── Records shown ──
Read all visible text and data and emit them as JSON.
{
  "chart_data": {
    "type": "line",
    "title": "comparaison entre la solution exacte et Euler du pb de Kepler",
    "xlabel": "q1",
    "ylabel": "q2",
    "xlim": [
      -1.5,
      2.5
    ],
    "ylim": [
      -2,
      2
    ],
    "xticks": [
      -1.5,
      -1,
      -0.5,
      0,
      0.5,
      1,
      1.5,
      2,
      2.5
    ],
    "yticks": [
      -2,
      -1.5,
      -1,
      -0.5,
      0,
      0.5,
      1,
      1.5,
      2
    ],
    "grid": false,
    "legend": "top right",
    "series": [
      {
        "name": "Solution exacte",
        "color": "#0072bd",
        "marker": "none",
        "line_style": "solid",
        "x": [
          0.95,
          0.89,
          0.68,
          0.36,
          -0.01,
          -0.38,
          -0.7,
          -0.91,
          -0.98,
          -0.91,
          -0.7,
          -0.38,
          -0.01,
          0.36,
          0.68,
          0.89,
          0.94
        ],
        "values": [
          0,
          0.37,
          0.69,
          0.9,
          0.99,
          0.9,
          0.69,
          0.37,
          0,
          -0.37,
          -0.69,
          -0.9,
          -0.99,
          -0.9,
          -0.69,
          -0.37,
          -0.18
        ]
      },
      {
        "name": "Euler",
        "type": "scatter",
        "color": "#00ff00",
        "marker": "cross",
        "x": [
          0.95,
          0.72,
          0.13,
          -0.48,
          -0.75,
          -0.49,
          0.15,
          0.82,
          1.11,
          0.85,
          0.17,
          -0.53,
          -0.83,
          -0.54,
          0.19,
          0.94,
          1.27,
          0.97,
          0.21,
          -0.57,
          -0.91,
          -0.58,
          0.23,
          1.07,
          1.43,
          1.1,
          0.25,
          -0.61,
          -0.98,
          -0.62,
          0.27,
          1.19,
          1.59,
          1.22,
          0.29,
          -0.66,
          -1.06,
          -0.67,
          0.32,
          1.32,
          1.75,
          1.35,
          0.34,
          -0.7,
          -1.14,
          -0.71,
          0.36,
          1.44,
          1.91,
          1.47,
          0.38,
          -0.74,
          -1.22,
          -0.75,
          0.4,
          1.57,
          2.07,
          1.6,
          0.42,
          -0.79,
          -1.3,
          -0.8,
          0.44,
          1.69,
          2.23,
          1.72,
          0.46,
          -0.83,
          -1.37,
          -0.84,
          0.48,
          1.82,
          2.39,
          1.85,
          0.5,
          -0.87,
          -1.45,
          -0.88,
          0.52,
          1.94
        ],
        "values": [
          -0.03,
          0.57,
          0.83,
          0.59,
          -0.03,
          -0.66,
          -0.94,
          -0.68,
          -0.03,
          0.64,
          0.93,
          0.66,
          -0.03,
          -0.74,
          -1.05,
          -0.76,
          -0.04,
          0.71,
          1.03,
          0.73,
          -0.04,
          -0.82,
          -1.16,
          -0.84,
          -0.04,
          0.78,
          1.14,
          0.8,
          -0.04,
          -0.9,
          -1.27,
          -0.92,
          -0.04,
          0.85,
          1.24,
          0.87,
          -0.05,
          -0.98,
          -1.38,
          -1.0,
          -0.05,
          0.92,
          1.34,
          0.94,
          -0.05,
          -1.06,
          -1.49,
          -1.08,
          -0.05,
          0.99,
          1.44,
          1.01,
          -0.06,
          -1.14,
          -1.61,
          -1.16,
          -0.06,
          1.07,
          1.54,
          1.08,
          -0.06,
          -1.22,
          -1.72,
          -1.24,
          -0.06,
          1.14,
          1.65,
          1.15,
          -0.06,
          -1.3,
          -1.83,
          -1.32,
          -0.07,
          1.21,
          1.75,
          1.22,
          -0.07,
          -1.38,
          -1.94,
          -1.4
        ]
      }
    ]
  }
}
───
**What you have to do**
Copy out the material above in its entirety. Every detail must match.

**Exercise response**
Read all visible text and data and emit them as JSON.
{
  "chart_data": {
    "type": "line",
    "title": "comparaison entre la solution exacte et Euler du pb de Kepler",
    "xlabel": "q1",
    "ylabel": "q2",
    "xlim": [
      -1.5,
      2.5
    ],
    "ylim": [
      -2,
      2
    ],
    "xticks": [
      -1.5,
      -1,
      -0.5,
      0,
      0.5,
      1,
      1.5,
      2,
      2.5
    ],
    "yticks": [
      -2,
      -1.5,
      -1,
      -0.5,
      0,
      0.5,
      1,
      1.5,
      2
    ],
    "grid": false,
    "legend": "top right",
    "series": [
      {
        "name": "Solution exacte",
        "color": "#0072bd",
        "marker": "none",
        "line_style": "solid",
        "x": [
          0.95,
          0.89,
          0.68,
          0.36,
          -0.01,
          -0.38,
          -0.7,
          -0.91,
          -0.98,
          -0.91,
          -0.7,
          -0.38,
          -0.01,
          0.36,
          0.68,
          0.89,
          0.94
        ],
        "values": [
          0,
          0.37,
          0.69,
          0.9,
          0.99,
          0.9,
          0.69,
          0.37,
          0,
          -0.37,
          -0.69,
          -0.9,
          -0.99,
          -0.9,
          -0.69,
          -0.37,
          -0.18
        ]
      },
      {
        "name": "Euler",
        "type": "scatter",
        "color": "#00ff00",
        "marker": "cross",
        "x": [
          0.95,
          0.72,
          0.13,
          -0.48,
          -0.75,
          -0.49,
          0.15,
          0.82,
          1.11,
          0.85,
          0.17,
          -0.53,
          -0.83,
          -0.54,
          0.19,
          0.94,
          1.27,
          0.97,
          0.21,
          -0.57,
          -0.91,
          -0.58,
          0.23,
          1.07,
          1.43,
          1.1,
          0.25,
          -0.61,
          -0.98,
          -0.62,
          0.27,
          1.19,
          1.59,
          1.22,
          0.29,
          -0.66,
          -1.06,
          -0.67,
          0.32,
          1.32,
          1.75,
          1.35,
          0.34,
          -0.7,
          -1.14,
          -0.71,
          0.36,
          1.44,
          1.91,
          1.47,
          0.38,
          -0.74,
          -1.22,
          -0.75,
          0.4,
          1.57,
          2.07,
          1.6,
          0.42,
          -0.79,
          -1.3,
          -0.8,
          0.44,
          1.69,
          2.23,
          1.72,
          0.46,
          -0.83,
          -1.37,
          -0.84,
          0.48,
          1.82,
          2.39,
          1.85,
          0.5,
          -0.87,
          -1.45,
          -0.88,
          0.52,
          1.94
        ],
        "values": [
          -0.03,
          0.57,
          0.83,
          0.59,
          -0.03,
          -0.66,
          -0.94,
          -0.68,
          -0.03,
          0.64,
          0.93,
          0.66,
          -0.03,
          -0.74,
          -1.05,
          -0.76,
          -0.04,
          0.71,
          1.03,
          0.73,
          -0.04,
          -0.82,
          -1.16,
          -0.84,
          -0.04,
          0.78,
          1.14,
          0.8,
          -0.04,
          -0.9,
          -1.27,
          -0.92,
          -0.04,
          0.85,
          1.24,
          0.87,
          -0.05,
          -0.98,
          -1.38,
          -1.0,
          -0.05,
          0.92,
          1.34,
          0.94,
          -0.05,
          -1.06,
          -1.49,
          -1.08,
          -0.05,
          0.99,
          1.44,
          1.01,
          -0.06,
          -1.14,
          -1.61,
          -1.16,
          -0.06,
          1.07,
          1.54,
          1.08,
          -0.06,
          -1.22,
          -1.72,
          -1.24,
          -0.06,
          1.14,
          1.65,
          1.15,
          -0.06,
          -1.3,
          -1.83,
          -1.32,
          -0.07,
          1.21,
          1.75,
          1.22,
          -0.07,
          -1.38,
          -1.94,
          -1.4
        ]
      }
    ]
  }
}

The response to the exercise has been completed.